Set problem >> Give back each entry unchanged, minus pictures.

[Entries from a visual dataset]
* * *
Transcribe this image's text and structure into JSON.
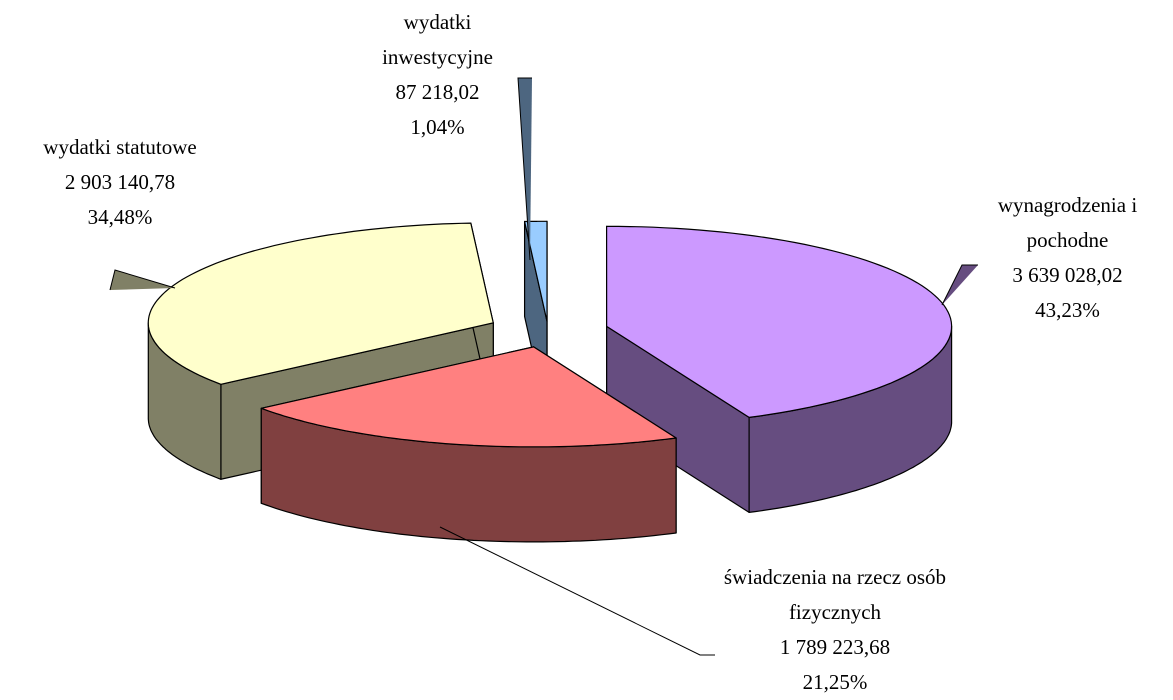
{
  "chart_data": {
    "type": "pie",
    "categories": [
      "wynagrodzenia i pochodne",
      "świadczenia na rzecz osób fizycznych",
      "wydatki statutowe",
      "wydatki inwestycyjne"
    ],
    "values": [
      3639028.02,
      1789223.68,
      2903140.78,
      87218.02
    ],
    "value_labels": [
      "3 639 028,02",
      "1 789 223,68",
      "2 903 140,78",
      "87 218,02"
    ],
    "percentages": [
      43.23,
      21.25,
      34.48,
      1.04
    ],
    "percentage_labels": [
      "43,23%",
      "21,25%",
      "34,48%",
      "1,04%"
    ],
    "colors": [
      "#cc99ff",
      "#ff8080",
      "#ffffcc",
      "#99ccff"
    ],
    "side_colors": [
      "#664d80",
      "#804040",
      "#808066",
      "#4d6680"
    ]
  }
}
* * *
Solution for this exercise >>
Transcribe this image's text and structure into JSON.
{
  "chart_data": {
    "type": "pie",
    "categories": [
      "wynagrodzenia i pochodne",
      "świadczenia na rzecz osób fizycznych",
      "wydatki statutowe",
      "wydatki inwestycyjne"
    ],
    "values": [
      3639028.02,
      1789223.68,
      2903140.78,
      87218.02
    ],
    "value_labels": [
      "3 639 028,02",
      "1 789 223,68",
      "2 903 140,78",
      "87 218,02"
    ],
    "percentages": [
      43.23,
      21.25,
      34.48,
      1.04
    ],
    "percentage_labels": [
      "43,23%",
      "21,25%",
      "34,48%",
      "1,04%"
    ],
    "colors": [
      "#cc99ff",
      "#ff8080",
      "#ffffcc",
      "#99ccff"
    ],
    "side_colors": [
      "#664d80",
      "#804040",
      "#808066",
      "#4d6680"
    ]
  }
}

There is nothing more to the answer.